[Raw records]
--- --- ---

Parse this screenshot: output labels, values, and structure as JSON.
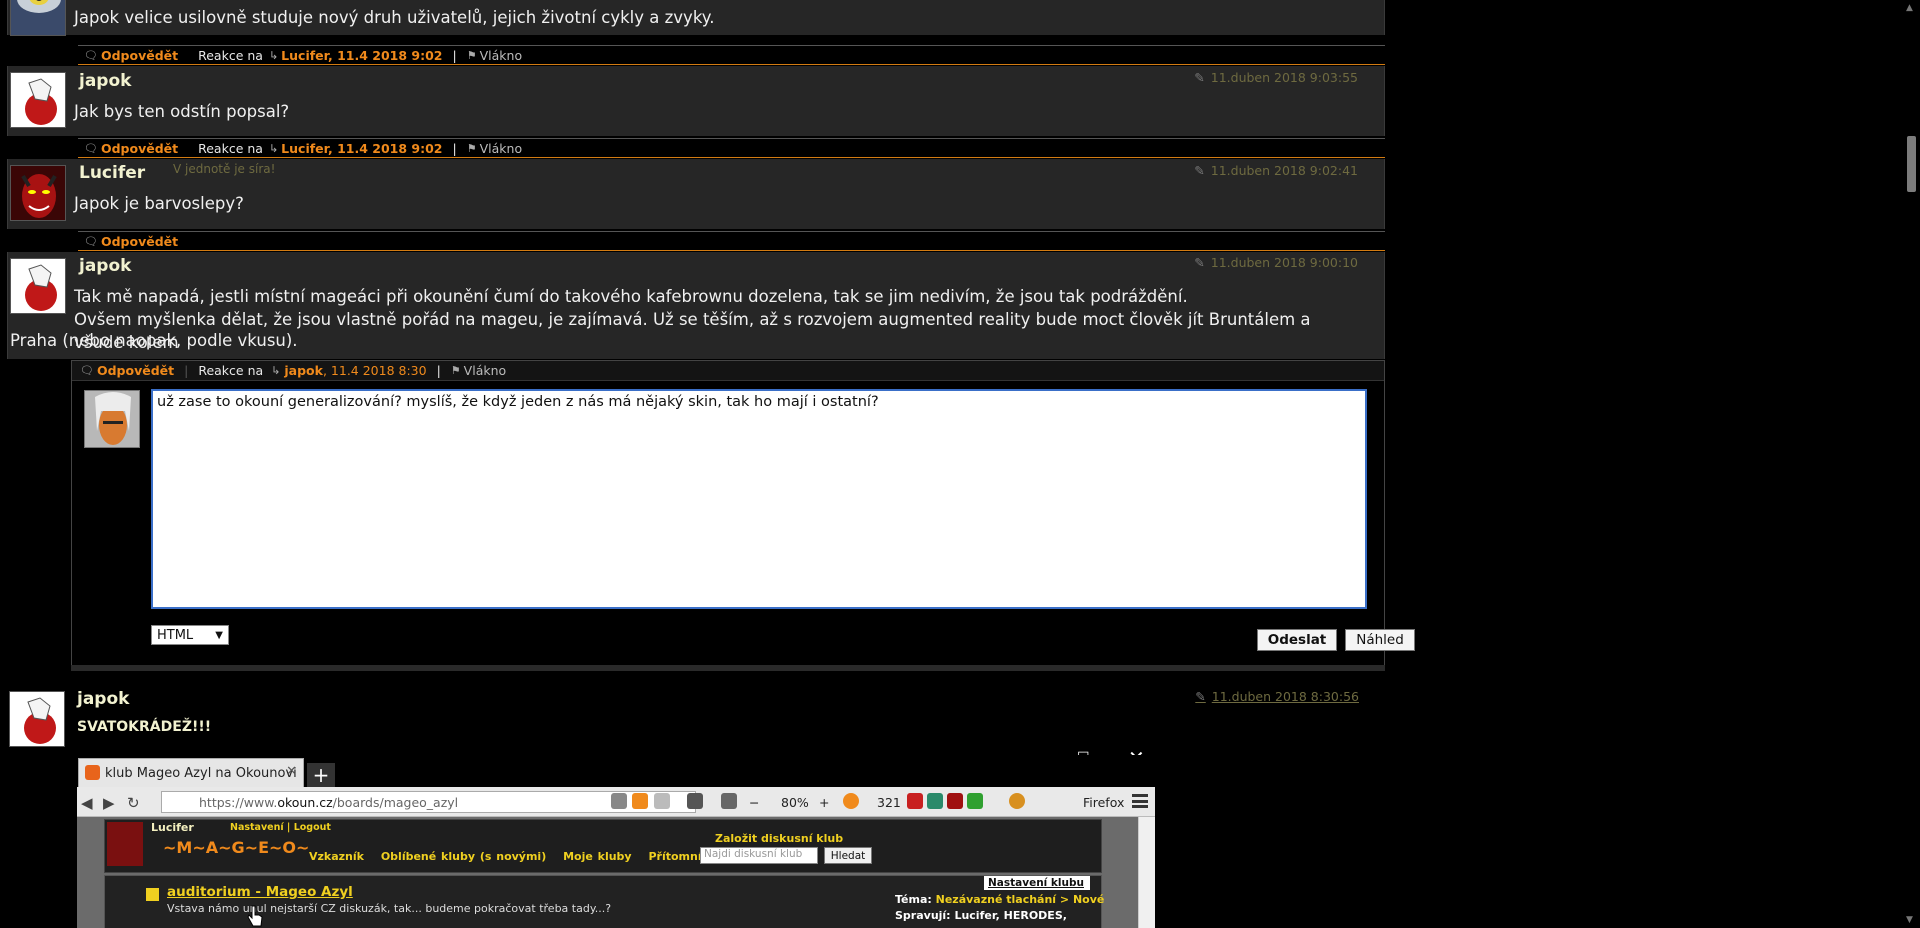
{
  "posts": [
    {
      "author": "",
      "motto": "",
      "date": "",
      "body": "Japok velice usilovně studuje nový druh uživatelů, jejich životní cykly a zvyky."
    },
    {
      "author": "japok",
      "motto": "",
      "date": "11.duben 2018 9:03:55",
      "body": "Jak bys ten odstín popsal?"
    },
    {
      "author": "Lucifer",
      "motto": "V jednotě je síra!",
      "date": "11.duben 2018 9:02:41",
      "body": "Japok je barvoslepy?"
    },
    {
      "author": "japok",
      "motto": "",
      "date": "11.duben 2018 9:00:10",
      "body_lines": [
        "Tak mě napadá, jestli místní mageáci při okounění čumí do takového kafebrownu dozelena, tak se jim nedivím, že jsou tak podráždění.",
        "Ovšem myšlenka dělat, že jsou vlastně pořád na mageu, je zajímavá. Už se těším, až s rozvojem augmented reality bude moct člověk jít Bruntálem a všude kolem",
        "Praha (nebo naopak, podle vkusu)."
      ]
    },
    {
      "author": "japok",
      "motto": "",
      "date": "11.duben 2018 8:30:56",
      "body": "SVATOKRÁDEŽ!!!"
    }
  ],
  "bars": [
    {
      "reply": "Odpovědět",
      "reaction_label": "Reakce na",
      "reaction_target": "Lucifer, 11.4 2018 9:02",
      "thread": "Vlákno"
    },
    {
      "reply": "Odpovědět",
      "reaction_label": "Reakce na",
      "reaction_target": "Lucifer, 11.4 2018 9:02",
      "thread": "Vlákno"
    },
    {
      "reply": "Odpovědět"
    },
    {
      "reply": "Odpovědět",
      "reaction_label": "Reakce na",
      "reaction_target_name": "japok",
      "reaction_target_date": ", 11.4 2018 8:30",
      "thread": "Vlákno"
    }
  ],
  "reply_form": {
    "text": "už zase to okouní generalizování? myslíš, že když jeden z nás má nějaký skin, tak ho mají i ostatní?",
    "format": "HTML",
    "submit": "Odeslat",
    "preview": "Náhled"
  },
  "embedded_screenshot": {
    "tab_title": "klub Mageo Azyl na Okounovi",
    "url_prefix": "https://www.",
    "url_domain": "okoun.cz",
    "url_path": "/boards/mageo_azyl",
    "zoom": "80%",
    "count": "321",
    "browser": "Firefox",
    "user": "Lucifer",
    "user_links": "Nastavení   |   Logout",
    "logo": "~M~A~G~E~O~",
    "menu": [
      "Vzkazník",
      "Oblíbené kluby (s novými)",
      "Moje kluby",
      "Přítomní"
    ],
    "found_club": "Založit diskusní klub",
    "search_placeholder": "Najdi diskusní klub",
    "search_button": "Hledat",
    "club_title": "auditorium - Mageo Azyl",
    "club_desc": "Vstava námo unul nejstarší CZ diskuzák, tak... budeme pokračovat třeba tady...?",
    "settings_link": "Nastavení klubu",
    "topic_label": "Téma:",
    "topic_value": "Nezávazné tlachání > Nové",
    "admins_label": "Spravují:",
    "admins_value": "Lucifer, HERODES,"
  }
}
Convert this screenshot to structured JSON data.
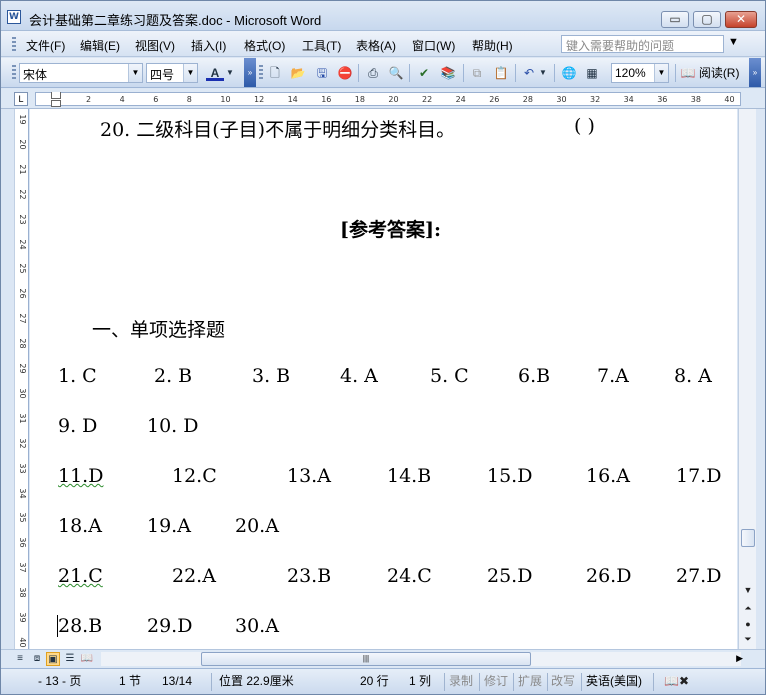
{
  "window": {
    "title": "会计基础第二章练习题及答案.doc - Microsoft Word",
    "app_icon": "word-icon",
    "controls": {
      "minimize": "▭",
      "maximize": "▢",
      "close": "✕"
    }
  },
  "menu": {
    "items": [
      "文件(F)",
      "编辑(E)",
      "视图(V)",
      "插入(I)",
      "格式(O)",
      "工具(T)",
      "表格(A)",
      "窗口(W)",
      "帮助(H)"
    ],
    "help_placeholder": "键入需要帮助的问题"
  },
  "toolbar": {
    "font_name": "宋体",
    "font_size": "四号",
    "font_color_label": "A",
    "zoom": "120%",
    "read_label": "阅读(R)",
    "icons": [
      "new-doc-icon",
      "open-icon",
      "save-icon",
      "permission-icon",
      "print-icon",
      "print-preview-icon",
      "spelling-icon",
      "research-icon",
      "copy-icon",
      "paste-icon",
      "undo-icon",
      "hyperlink-icon",
      "table-icon"
    ]
  },
  "ruler": {
    "corner": "L",
    "h_ticks": [
      "2",
      "4",
      "6",
      "8",
      "10",
      "12",
      "14",
      "16",
      "18",
      "20",
      "22",
      "24",
      "26",
      "28",
      "30",
      "32",
      "34",
      "36",
      "38",
      "40"
    ],
    "v_ticks": [
      "19",
      "20",
      "21",
      "22",
      "23",
      "24",
      "25",
      "26",
      "27",
      "28",
      "29",
      "30",
      "31",
      "32",
      "33",
      "34",
      "35",
      "36",
      "37",
      "38",
      "39",
      "40"
    ]
  },
  "document": {
    "question20": "20. 二级科目(子目)不属于明细分类科目。",
    "question20_paren": "(    )",
    "answers_heading": "[参考答案]:",
    "section1_heading": "一、单项选择题",
    "answer_rows": [
      [
        "1. C",
        "2. B",
        "3. B",
        "4. A",
        "5. C",
        "6.B",
        "7.A",
        "8. A"
      ],
      [
        "9. D",
        "10. D"
      ],
      [
        "11.D",
        "12.C",
        "13.A",
        "14.B",
        "15.D",
        "16.A",
        "17.D"
      ],
      [
        "18.A",
        "19.A",
        "20.A"
      ],
      [
        "21.C",
        "22.A",
        "23.B",
        "24.C",
        "25.D",
        "26.D",
        "27.D"
      ],
      [
        "28.B",
        "29.D",
        "30.A"
      ]
    ]
  },
  "status": {
    "page": "- 13 - 页",
    "section": "1 节",
    "page_of": "13/14",
    "position": "位置 22.9厘米",
    "line": "20 行",
    "column": "1 列",
    "rec": "录制",
    "trk": "修订",
    "ext": "扩展",
    "ovr": "改写",
    "language": "英语(美国)"
  }
}
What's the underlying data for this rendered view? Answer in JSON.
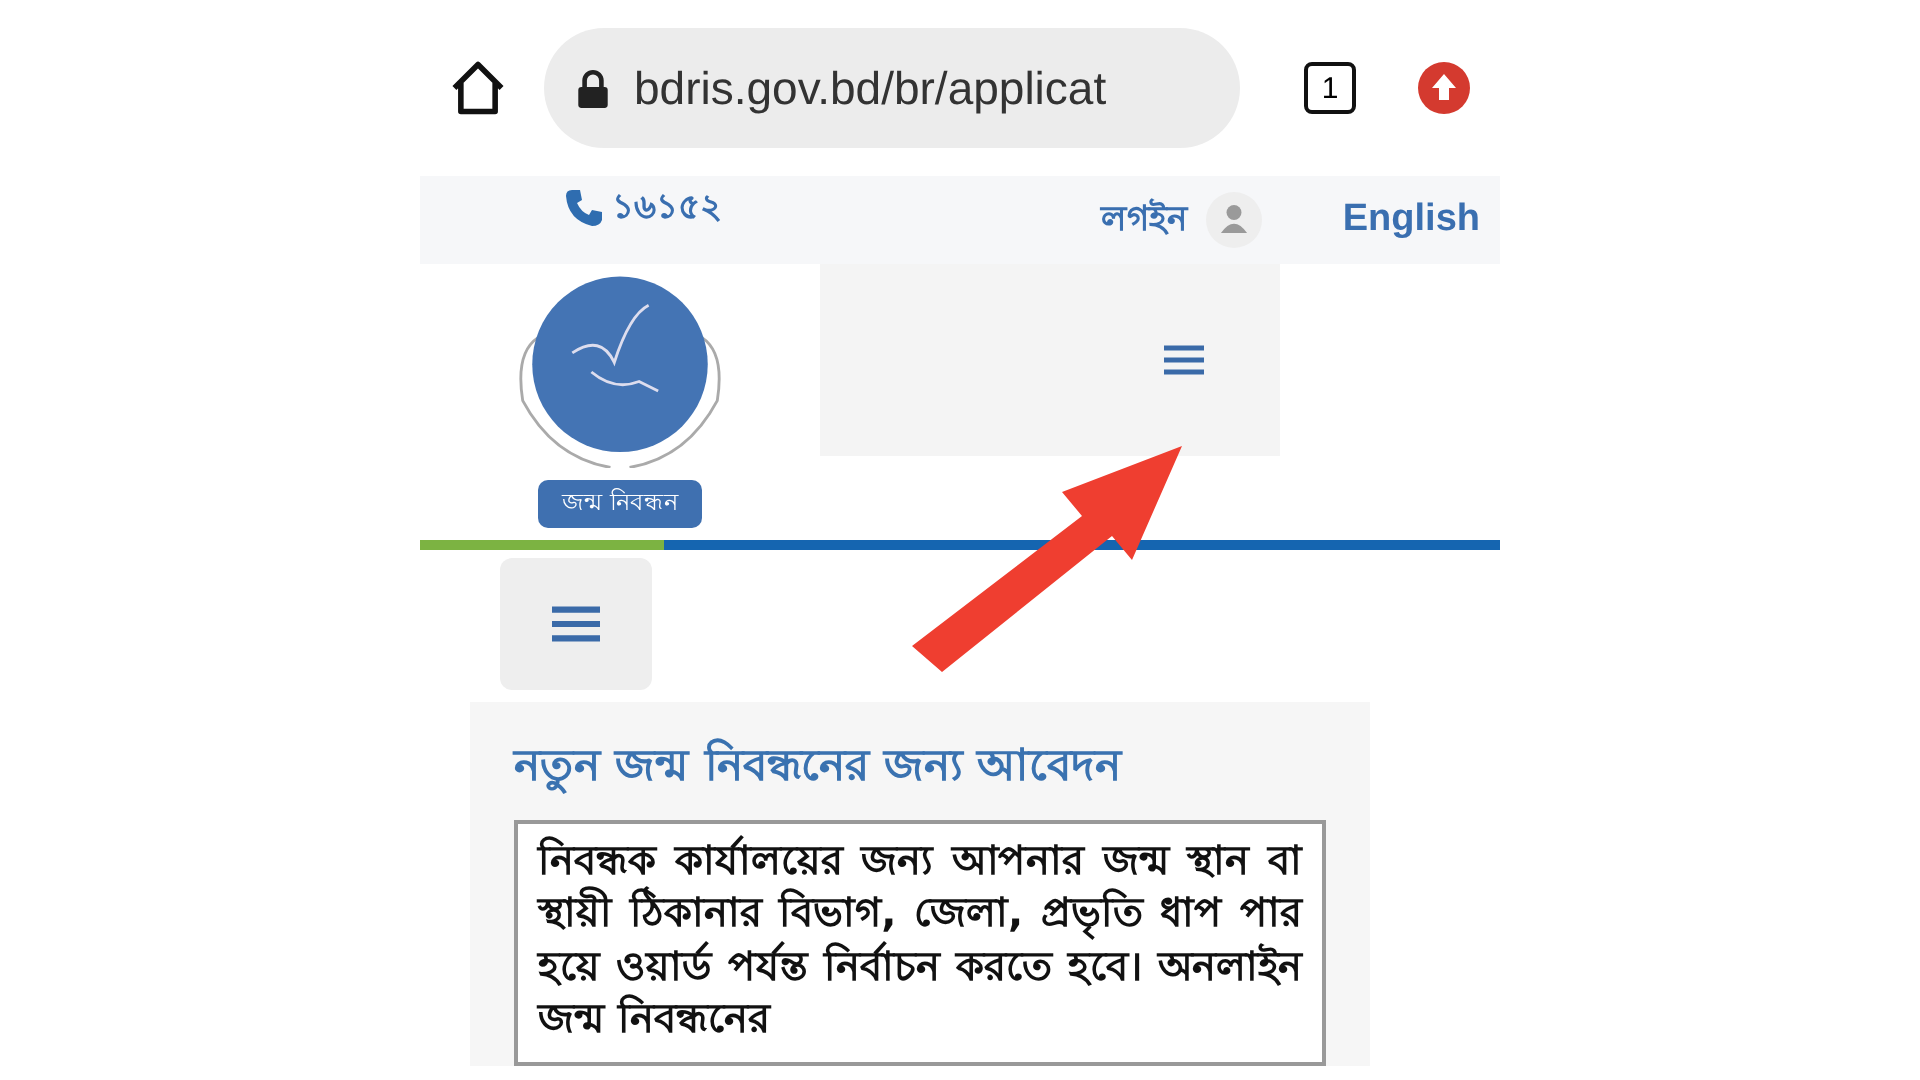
{
  "browser": {
    "url": "bdris.gov.bd/br/applicat",
    "tab_count": "1"
  },
  "topbar": {
    "phone": "১৬১৫২",
    "login": "লগইন",
    "language": "English"
  },
  "logo": {
    "caption": "জন্ম নিবন্ধন"
  },
  "card": {
    "title": "নতুন জন্ম নিবন্ধনের জন্য আবেদন",
    "body": "নিবন্ধক কার্যালয়ের জন্য আপনার জন্ম স্থান বা স্থায়ী ঠিকানার বিভাগ, জেলা, প্রভৃতি ধাপ পার হয়ে ওয়ার্ড পর্যন্ত নির্বাচন করতে হবে। অনলাইন জন্ম নিবন্ধনের"
  }
}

--- --- ---

- **PROBLEM**:
The data above needs to be retyped exactly, with the images left out.

- **EXERCISE ANSWER**:
Parse this screenshot: output labels, values, and structure as JSON.
{
  "posts": [
    {
      "author": "",
      "motto": "",
      "date": "",
      "body": "Japok velice usilovně studuje nový druh uživatelů, jejich životní cykly a zvyky."
    },
    {
      "author": "japok",
      "motto": "",
      "date": "11.duben 2018 9:03:55",
      "body": "Jak bys ten odstín popsal?"
    },
    {
      "author": "Lucifer",
      "motto": "V jednotě je síra!",
      "date": "11.duben 2018 9:02:41",
      "body": "Japok je barvoslepy?"
    },
    {
      "author": "japok",
      "motto": "",
      "date": "11.duben 2018 9:00:10",
      "body_lines": [
        "Tak mě napadá, jestli místní mageáci při okounění čumí do takového kafebrownu dozelena, tak se jim nedivím, že jsou tak podráždění.",
        "Ovšem myšlenka dělat, že jsou vlastně pořád na mageu, je zajímavá. Už se těším, až s rozvojem augmented reality bude moct člověk jít Bruntálem a všude kolem",
        "Praha (nebo naopak, podle vkusu)."
      ]
    },
    {
      "author": "japok",
      "motto": "",
      "date": "11.duben 2018 8:30:56",
      "body": "SVATOKRÁDEŽ!!!"
    }
  ],
  "bars": [
    {
      "reply": "Odpovědět",
      "reaction_label": "Reakce na",
      "reaction_target": "Lucifer, 11.4 2018 9:02",
      "thread": "Vlákno"
    },
    {
      "reply": "Odpovědět",
      "reaction_label": "Reakce na",
      "reaction_target": "Lucifer, 11.4 2018 9:02",
      "thread": "Vlákno"
    },
    {
      "reply": "Odpovědět"
    },
    {
      "reply": "Odpovědět",
      "reaction_label": "Reakce na",
      "reaction_target_name": "japok",
      "reaction_target_date": ", 11.4 2018 8:30",
      "thread": "Vlákno"
    }
  ],
  "reply_form": {
    "text": "už zase to okouní generalizování? myslíš, že když jeden z nás má nějaký skin, tak ho mají i ostatní?",
    "format": "HTML",
    "submit": "Odeslat",
    "preview": "Náhled"
  },
  "embedded_screenshot": {
    "tab_title": "klub Mageo Azyl na Okounovi",
    "url_prefix": "https://www.",
    "url_domain": "okoun.cz",
    "url_path": "/boards/mageo_azyl",
    "zoom": "80%",
    "count": "321",
    "browser": "Firefox",
    "user": "Lucifer",
    "user_links": "Nastavení   |   Logout",
    "logo": "~M~A~G~E~O~",
    "menu": [
      "Vzkazník",
      "Oblíbené kluby (s novými)",
      "Moje kluby",
      "Přítomní"
    ],
    "found_club": "Založit diskusní klub",
    "search_placeholder": "Najdi diskusní klub",
    "search_button": "Hledat",
    "club_title": "auditorium - Mageo Azyl",
    "club_desc": "Vstava námo unul nejstarší CZ diskuzák, tak... budeme pokračovat třeba tady...?",
    "settings_link": "Nastavení klubu",
    "topic_label": "Téma:",
    "topic_value": "Nezávazné tlachání > Nové",
    "admins_label": "Spravují:",
    "admins_value": "Lucifer, HERODES,"
  }
}
Convert this screenshot to structured JSON data.
{
  "window": {
    "title": "会计基础第二章练习题及答案.doc - Microsoft Word",
    "app_icon": "word-icon",
    "controls": {
      "minimize": "▭",
      "maximize": "▢",
      "close": "✕"
    }
  },
  "menu": {
    "items": [
      "文件(F)",
      "编辑(E)",
      "视图(V)",
      "插入(I)",
      "格式(O)",
      "工具(T)",
      "表格(A)",
      "窗口(W)",
      "帮助(H)"
    ],
    "help_placeholder": "键入需要帮助的问题"
  },
  "toolbar": {
    "font_name": "宋体",
    "font_size": "四号",
    "font_color_label": "A",
    "zoom": "120%",
    "read_label": "阅读(R)",
    "icons": [
      "new-doc-icon",
      "open-icon",
      "save-icon",
      "permission-icon",
      "print-icon",
      "print-preview-icon",
      "spelling-icon",
      "research-icon",
      "copy-icon",
      "paste-icon",
      "undo-icon",
      "hyperlink-icon",
      "table-icon"
    ]
  },
  "ruler": {
    "corner": "L",
    "h_ticks": [
      "2",
      "4",
      "6",
      "8",
      "10",
      "12",
      "14",
      "16",
      "18",
      "20",
      "22",
      "24",
      "26",
      "28",
      "30",
      "32",
      "34",
      "36",
      "38",
      "40"
    ],
    "v_ticks": [
      "19",
      "20",
      "21",
      "22",
      "23",
      "24",
      "25",
      "26",
      "27",
      "28",
      "29",
      "30",
      "31",
      "32",
      "33",
      "34",
      "35",
      "36",
      "37",
      "38",
      "39",
      "40"
    ]
  },
  "document": {
    "question20": "20. 二级科目(子目)不属于明细分类科目。",
    "question20_paren": "(    )",
    "answers_heading": "[参考答案]:",
    "section1_heading": "一、单项选择题",
    "answer_rows": [
      [
        "1. C",
        "2. B",
        "3. B",
        "4. A",
        "5. C",
        "6.B",
        "7.A",
        "8. A"
      ],
      [
        "9. D",
        "10. D"
      ],
      [
        "11.D",
        "12.C",
        "13.A",
        "14.B",
        "15.D",
        "16.A",
        "17.D"
      ],
      [
        "18.A",
        "19.A",
        "20.A"
      ],
      [
        "21.C",
        "22.A",
        "23.B",
        "24.C",
        "25.D",
        "26.D",
        "27.D"
      ],
      [
        "28.B",
        "29.D",
        "30.A"
      ]
    ]
  },
  "status": {
    "page": "- 13 - 页",
    "section": "1 节",
    "page_of": "13/14",
    "position": "位置 22.9厘米",
    "line": "20 行",
    "column": "1 列",
    "rec": "录制",
    "trk": "修订",
    "ext": "扩展",
    "ovr": "改写",
    "language": "英语(美国)"
  }
}
What's the underlying data for this rendered view? Answer in JSON.
{
  "browser": {
    "url": "bdris.gov.bd/br/applicat",
    "tab_count": "1"
  },
  "topbar": {
    "phone": "১৬১৫২",
    "login": "লগইন",
    "language": "English"
  },
  "logo": {
    "caption": "জন্ম নিবন্ধন"
  },
  "card": {
    "title": "নতুন জন্ম নিবন্ধনের জন্য আবেদন",
    "body": "নিবন্ধক কার্যালয়ের জন্য আপনার জন্ম স্থান বা স্থায়ী ঠিকানার বিভাগ, জেলা, প্রভৃতি ধাপ পার হয়ে ওয়ার্ড পর্যন্ত নির্বাচন করতে হবে। অনলাইন জন্ম নিবন্ধনের"
  }
}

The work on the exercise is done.